Exercise brief:
Your task is to transcribe the data in full.

_ _ _

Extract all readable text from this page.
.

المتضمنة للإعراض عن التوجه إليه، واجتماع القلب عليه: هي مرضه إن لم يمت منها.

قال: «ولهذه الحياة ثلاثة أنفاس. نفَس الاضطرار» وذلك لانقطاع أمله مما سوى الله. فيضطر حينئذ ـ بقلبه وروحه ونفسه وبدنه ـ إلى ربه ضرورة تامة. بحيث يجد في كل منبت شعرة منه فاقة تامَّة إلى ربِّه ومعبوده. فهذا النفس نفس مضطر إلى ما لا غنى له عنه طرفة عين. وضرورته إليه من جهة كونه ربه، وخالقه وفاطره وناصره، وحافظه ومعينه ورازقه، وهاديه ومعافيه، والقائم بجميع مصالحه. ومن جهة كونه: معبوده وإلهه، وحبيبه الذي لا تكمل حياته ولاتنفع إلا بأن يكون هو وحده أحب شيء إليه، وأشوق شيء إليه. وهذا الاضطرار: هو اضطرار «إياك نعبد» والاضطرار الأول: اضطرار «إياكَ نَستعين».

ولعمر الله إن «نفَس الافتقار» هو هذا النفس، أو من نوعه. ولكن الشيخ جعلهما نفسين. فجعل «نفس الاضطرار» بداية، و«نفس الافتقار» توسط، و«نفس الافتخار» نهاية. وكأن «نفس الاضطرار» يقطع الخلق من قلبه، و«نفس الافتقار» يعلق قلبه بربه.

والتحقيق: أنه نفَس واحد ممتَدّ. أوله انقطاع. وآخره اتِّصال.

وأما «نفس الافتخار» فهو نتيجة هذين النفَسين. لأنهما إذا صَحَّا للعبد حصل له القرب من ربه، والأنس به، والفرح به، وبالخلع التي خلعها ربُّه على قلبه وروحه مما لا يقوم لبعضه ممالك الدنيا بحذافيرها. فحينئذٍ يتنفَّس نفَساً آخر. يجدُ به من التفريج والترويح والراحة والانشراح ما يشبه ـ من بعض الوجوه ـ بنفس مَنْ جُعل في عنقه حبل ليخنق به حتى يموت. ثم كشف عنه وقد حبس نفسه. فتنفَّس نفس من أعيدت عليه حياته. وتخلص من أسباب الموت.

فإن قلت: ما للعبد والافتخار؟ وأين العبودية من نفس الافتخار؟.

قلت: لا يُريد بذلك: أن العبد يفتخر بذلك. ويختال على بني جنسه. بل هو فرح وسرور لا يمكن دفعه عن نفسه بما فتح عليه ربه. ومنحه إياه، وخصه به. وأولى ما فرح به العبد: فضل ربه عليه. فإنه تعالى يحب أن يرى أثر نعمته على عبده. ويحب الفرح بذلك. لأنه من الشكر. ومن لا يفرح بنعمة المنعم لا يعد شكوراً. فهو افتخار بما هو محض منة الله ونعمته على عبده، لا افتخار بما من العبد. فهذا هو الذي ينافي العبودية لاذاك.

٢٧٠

_ _ _

Result for this exercise:
Extract all readable text from this page.
.

المتضمنة للإعراض عن التوجه إليه، واجتماع القلب عليه: هي مرضه إن لم يمت منها.

قال: «ولهذه الحياة ثلاثة أنفاس. نفَس الاضطرار» وذلك لانقطاع أمله مما سوى الله. فيضطر حينئذ ـ بقلبه وروحه ونفسه وبدنه ـ إلى ربه ضرورة تامة. بحيث يجد في كل منبت شعرة منه فاقة تامَّة إلى ربِّه ومعبوده. فهذا النفس نفس مضطر إلى ما لا غنى له عنه طرفة عين. وضرورته إليه من جهة كونه ربه، وخالقه وفاطره وناصره، وحافظه ومعينه ورازقه، وهاديه ومعافيه، والقائم بجميع مصالحه. ومن جهة كونه: معبوده وإلهه، وحبيبه الذي لا تكمل حياته ولاتنفع إلا بأن يكون هو وحده أحب شيء إليه، وأشوق شيء إليه. وهذا الاضطرار: هو اضطرار «إياك نعبد» والاضطرار الأول: اضطرار «إياكَ نَستعين».

ولعمر الله إن «نفَس الافتقار» هو هذا النفس، أو من نوعه. ولكن الشيخ جعلهما نفسين. فجعل «نفس الاضطرار» بداية، و«نفس الافتقار» توسط، و«نفس الافتخار» نهاية. وكأن «نفس الاضطرار» يقطع الخلق من قلبه، و«نفس الافتقار» يعلق قلبه بربه.

والتحقيق: أنه نفَس واحد ممتَدّ. أوله انقطاع. وآخره اتِّصال.

وأما «نفس الافتخار» فهو نتيجة هذين النفَسين. لأنهما إذا صَحَّا للعبد حصل له القرب من ربه، والأنس به، والفرح به، وبالخلع التي خلعها ربُّه على قلبه وروحه مما لا يقوم لبعضه ممالك الدنيا بحذافيرها. فحينئذٍ يتنفَّس نفَساً آخر. يجدُ به من التفريج والترويح والراحة والانشراح ما يشبه ـ من بعض الوجوه ـ بنفس مَنْ جُعل في عنقه حبل ليخنق به حتى يموت. ثم كشف عنه وقد حبس نفسه. فتنفَّس نفس من أعيدت عليه حياته. وتخلص من أسباب الموت.

فإن قلت: ما للعبد والافتخار؟ وأين العبودية من نفس الافتخار؟.

قلت: لا يُريد بذلك: أن العبد يفتخر بذلك. ويختال على بني جنسه. بل هو فرح وسرور لا يمكن دفعه عن نفسه بما فتح عليه ربه. ومنحه إياه، وخصه به. وأولى ما فرح به العبد: فضل ربه عليه. فإنه تعالى يحب أن يرى أثر نعمته على عبده. ويحب الفرح بذلك. لأنه من الشكر. ومن لا يفرح بنعمة المنعم لا يعد شكوراً. فهو افتخار بما هو محض منة الله ونعمته على عبده، لا افتخار بما من العبد. فهذا هو الذي ينافي العبودية لاذاك.

٢٧٠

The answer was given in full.